* [Stated goal]: Could you transcribe the material below exactly, without leaving out a single line?
════════════════════
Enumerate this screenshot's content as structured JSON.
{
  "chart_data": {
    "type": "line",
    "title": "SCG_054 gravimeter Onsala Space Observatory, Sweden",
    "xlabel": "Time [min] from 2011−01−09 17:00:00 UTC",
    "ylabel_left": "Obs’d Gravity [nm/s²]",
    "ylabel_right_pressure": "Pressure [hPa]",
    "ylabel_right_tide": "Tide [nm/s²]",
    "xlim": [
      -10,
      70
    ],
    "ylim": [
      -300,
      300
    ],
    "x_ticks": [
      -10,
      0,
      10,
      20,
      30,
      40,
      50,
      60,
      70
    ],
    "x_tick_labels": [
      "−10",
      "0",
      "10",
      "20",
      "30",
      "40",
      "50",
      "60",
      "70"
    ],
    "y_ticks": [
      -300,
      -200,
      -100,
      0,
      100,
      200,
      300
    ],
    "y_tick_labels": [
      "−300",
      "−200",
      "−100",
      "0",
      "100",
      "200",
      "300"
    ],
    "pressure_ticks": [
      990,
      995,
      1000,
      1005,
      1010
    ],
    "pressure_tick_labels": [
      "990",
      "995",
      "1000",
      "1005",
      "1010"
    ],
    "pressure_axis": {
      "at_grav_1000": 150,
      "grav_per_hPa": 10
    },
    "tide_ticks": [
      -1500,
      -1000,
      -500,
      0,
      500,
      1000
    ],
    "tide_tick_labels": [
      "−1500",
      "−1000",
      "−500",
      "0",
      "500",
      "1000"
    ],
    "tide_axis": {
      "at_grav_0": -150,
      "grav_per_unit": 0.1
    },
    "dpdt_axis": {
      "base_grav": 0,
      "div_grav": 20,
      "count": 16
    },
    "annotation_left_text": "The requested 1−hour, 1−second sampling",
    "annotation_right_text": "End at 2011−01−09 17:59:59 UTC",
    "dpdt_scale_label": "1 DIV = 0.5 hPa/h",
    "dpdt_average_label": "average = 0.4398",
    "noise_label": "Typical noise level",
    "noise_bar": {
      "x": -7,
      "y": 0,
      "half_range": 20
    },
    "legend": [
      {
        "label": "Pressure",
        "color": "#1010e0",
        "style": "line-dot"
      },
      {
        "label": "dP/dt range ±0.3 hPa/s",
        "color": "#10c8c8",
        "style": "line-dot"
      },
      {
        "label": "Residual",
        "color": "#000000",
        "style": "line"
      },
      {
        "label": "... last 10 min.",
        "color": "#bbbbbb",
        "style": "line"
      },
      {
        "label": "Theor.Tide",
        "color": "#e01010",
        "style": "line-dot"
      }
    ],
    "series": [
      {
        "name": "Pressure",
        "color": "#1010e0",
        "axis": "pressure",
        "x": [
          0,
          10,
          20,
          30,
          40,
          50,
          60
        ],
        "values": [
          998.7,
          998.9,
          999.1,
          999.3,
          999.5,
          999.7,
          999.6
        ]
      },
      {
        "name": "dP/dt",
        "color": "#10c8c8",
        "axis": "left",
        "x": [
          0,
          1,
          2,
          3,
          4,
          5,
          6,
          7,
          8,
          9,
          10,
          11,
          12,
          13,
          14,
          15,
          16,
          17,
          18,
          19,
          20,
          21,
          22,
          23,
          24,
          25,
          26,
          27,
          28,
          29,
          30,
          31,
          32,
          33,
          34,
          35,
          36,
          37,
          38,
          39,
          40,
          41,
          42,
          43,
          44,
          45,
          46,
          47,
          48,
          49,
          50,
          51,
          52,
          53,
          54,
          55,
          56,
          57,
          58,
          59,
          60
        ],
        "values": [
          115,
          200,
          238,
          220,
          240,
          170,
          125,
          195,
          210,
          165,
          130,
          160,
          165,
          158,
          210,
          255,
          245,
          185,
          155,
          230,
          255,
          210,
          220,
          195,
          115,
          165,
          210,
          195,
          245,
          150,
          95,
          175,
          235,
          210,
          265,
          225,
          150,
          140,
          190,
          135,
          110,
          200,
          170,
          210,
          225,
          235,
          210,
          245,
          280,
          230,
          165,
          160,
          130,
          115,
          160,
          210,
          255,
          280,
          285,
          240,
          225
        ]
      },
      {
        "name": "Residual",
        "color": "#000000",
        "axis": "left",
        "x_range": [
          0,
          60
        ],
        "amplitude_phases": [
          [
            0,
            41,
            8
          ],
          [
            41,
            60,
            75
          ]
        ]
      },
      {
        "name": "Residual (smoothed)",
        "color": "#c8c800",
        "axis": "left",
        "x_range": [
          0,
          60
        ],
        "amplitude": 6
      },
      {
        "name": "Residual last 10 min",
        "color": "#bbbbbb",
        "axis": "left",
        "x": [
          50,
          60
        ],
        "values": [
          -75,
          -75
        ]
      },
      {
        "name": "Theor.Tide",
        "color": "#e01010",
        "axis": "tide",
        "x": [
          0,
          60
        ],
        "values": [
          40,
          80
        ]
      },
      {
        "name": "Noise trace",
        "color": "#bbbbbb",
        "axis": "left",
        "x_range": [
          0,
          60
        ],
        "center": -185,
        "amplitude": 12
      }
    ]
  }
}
════════════════════
* [Answer in full]:
Enumerate this screenshot's content as structured JSON.
{
  "chart_data": {
    "type": "line",
    "title": "SCG_054 gravimeter Onsala Space Observatory, Sweden",
    "xlabel": "Time [min] from 2011−01−09 17:00:00 UTC",
    "ylabel_left": "Obs’d Gravity [nm/s²]",
    "ylabel_right_pressure": "Pressure [hPa]",
    "ylabel_right_tide": "Tide [nm/s²]",
    "xlim": [
      -10,
      70
    ],
    "ylim": [
      -300,
      300
    ],
    "x_ticks": [
      -10,
      0,
      10,
      20,
      30,
      40,
      50,
      60,
      70
    ],
    "x_tick_labels": [
      "−10",
      "0",
      "10",
      "20",
      "30",
      "40",
      "50",
      "60",
      "70"
    ],
    "y_ticks": [
      -300,
      -200,
      -100,
      0,
      100,
      200,
      300
    ],
    "y_tick_labels": [
      "−300",
      "−200",
      "−100",
      "0",
      "100",
      "200",
      "300"
    ],
    "pressure_ticks": [
      990,
      995,
      1000,
      1005,
      1010
    ],
    "pressure_tick_labels": [
      "990",
      "995",
      "1000",
      "1005",
      "1010"
    ],
    "pressure_axis": {
      "at_grav_1000": 150,
      "grav_per_hPa": 10
    },
    "tide_ticks": [
      -1500,
      -1000,
      -500,
      0,
      500,
      1000
    ],
    "tide_tick_labels": [
      "−1500",
      "−1000",
      "−500",
      "0",
      "500",
      "1000"
    ],
    "tide_axis": {
      "at_grav_0": -150,
      "grav_per_unit": 0.1
    },
    "dpdt_axis": {
      "base_grav": 0,
      "div_grav": 20,
      "count": 16
    },
    "annotation_left_text": "The requested 1−hour, 1−second sampling",
    "annotation_right_text": "End at 2011−01−09 17:59:59 UTC",
    "dpdt_scale_label": "1 DIV = 0.5 hPa/h",
    "dpdt_average_label": "average = 0.4398",
    "noise_label": "Typical noise level",
    "noise_bar": {
      "x": -7,
      "y": 0,
      "half_range": 20
    },
    "legend": [
      {
        "label": "Pressure",
        "color": "#1010e0",
        "style": "line-dot"
      },
      {
        "label": "dP/dt range ±0.3 hPa/s",
        "color": "#10c8c8",
        "style": "line-dot"
      },
      {
        "label": "Residual",
        "color": "#000000",
        "style": "line"
      },
      {
        "label": "... last 10 min.",
        "color": "#bbbbbb",
        "style": "line"
      },
      {
        "label": "Theor.Tide",
        "color": "#e01010",
        "style": "line-dot"
      }
    ],
    "series": [
      {
        "name": "Pressure",
        "color": "#1010e0",
        "axis": "pressure",
        "x": [
          0,
          10,
          20,
          30,
          40,
          50,
          60
        ],
        "values": [
          998.7,
          998.9,
          999.1,
          999.3,
          999.5,
          999.7,
          999.6
        ]
      },
      {
        "name": "dP/dt",
        "color": "#10c8c8",
        "axis": "left",
        "x": [
          0,
          1,
          2,
          3,
          4,
          5,
          6,
          7,
          8,
          9,
          10,
          11,
          12,
          13,
          14,
          15,
          16,
          17,
          18,
          19,
          20,
          21,
          22,
          23,
          24,
          25,
          26,
          27,
          28,
          29,
          30,
          31,
          32,
          33,
          34,
          35,
          36,
          37,
          38,
          39,
          40,
          41,
          42,
          43,
          44,
          45,
          46,
          47,
          48,
          49,
          50,
          51,
          52,
          53,
          54,
          55,
          56,
          57,
          58,
          59,
          60
        ],
        "values": [
          115,
          200,
          238,
          220,
          240,
          170,
          125,
          195,
          210,
          165,
          130,
          160,
          165,
          158,
          210,
          255,
          245,
          185,
          155,
          230,
          255,
          210,
          220,
          195,
          115,
          165,
          210,
          195,
          245,
          150,
          95,
          175,
          235,
          210,
          265,
          225,
          150,
          140,
          190,
          135,
          110,
          200,
          170,
          210,
          225,
          235,
          210,
          245,
          280,
          230,
          165,
          160,
          130,
          115,
          160,
          210,
          255,
          280,
          285,
          240,
          225
        ]
      },
      {
        "name": "Residual",
        "color": "#000000",
        "axis": "left",
        "x_range": [
          0,
          60
        ],
        "amplitude_phases": [
          [
            0,
            41,
            8
          ],
          [
            41,
            60,
            75
          ]
        ]
      },
      {
        "name": "Residual (smoothed)",
        "color": "#c8c800",
        "axis": "left",
        "x_range": [
          0,
          60
        ],
        "amplitude": 6
      },
      {
        "name": "Residual last 10 min",
        "color": "#bbbbbb",
        "axis": "left",
        "x": [
          50,
          60
        ],
        "values": [
          -75,
          -75
        ]
      },
      {
        "name": "Theor.Tide",
        "color": "#e01010",
        "axis": "tide",
        "x": [
          0,
          60
        ],
        "values": [
          40,
          80
        ]
      },
      {
        "name": "Noise trace",
        "color": "#bbbbbb",
        "axis": "left",
        "x_range": [
          0,
          60
        ],
        "center": -185,
        "amplitude": 12
      }
    ]
  }
}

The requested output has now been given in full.